**TASK INSTRUCTIONS**
Whenever a line below holds the word "Moinatrindri", copy that line.

..........

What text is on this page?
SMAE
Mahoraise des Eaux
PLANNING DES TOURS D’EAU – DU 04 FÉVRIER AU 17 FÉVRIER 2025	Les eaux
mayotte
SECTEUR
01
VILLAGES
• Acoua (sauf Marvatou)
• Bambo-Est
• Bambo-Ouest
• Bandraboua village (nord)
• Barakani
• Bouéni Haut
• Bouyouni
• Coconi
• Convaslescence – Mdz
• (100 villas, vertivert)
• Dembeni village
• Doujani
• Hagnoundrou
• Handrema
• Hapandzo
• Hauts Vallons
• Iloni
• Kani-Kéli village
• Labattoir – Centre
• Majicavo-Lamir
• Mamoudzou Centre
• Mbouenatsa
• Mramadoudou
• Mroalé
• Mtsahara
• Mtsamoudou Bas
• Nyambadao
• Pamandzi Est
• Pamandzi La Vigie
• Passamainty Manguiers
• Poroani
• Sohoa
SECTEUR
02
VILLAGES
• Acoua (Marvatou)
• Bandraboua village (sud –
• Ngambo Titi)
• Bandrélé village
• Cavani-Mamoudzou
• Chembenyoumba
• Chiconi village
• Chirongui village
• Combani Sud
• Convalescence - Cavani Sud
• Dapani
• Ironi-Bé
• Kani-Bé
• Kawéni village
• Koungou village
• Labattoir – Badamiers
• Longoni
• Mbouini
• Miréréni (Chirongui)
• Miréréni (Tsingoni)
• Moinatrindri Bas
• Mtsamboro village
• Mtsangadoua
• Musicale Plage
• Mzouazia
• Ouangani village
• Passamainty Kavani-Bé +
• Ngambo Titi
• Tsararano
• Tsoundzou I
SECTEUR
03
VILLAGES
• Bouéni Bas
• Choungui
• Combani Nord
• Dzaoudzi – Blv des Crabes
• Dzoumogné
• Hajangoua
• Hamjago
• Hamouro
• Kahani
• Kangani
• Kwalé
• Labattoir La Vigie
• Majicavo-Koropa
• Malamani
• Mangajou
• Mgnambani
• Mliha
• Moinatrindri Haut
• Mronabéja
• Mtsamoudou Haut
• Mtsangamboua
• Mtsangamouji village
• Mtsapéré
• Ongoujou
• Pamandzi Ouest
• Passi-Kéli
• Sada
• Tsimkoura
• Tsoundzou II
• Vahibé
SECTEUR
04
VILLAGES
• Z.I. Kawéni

..........

**EXERCISE SOLUTION**
• Moinatrindri Bas
• Moinatrindri Haut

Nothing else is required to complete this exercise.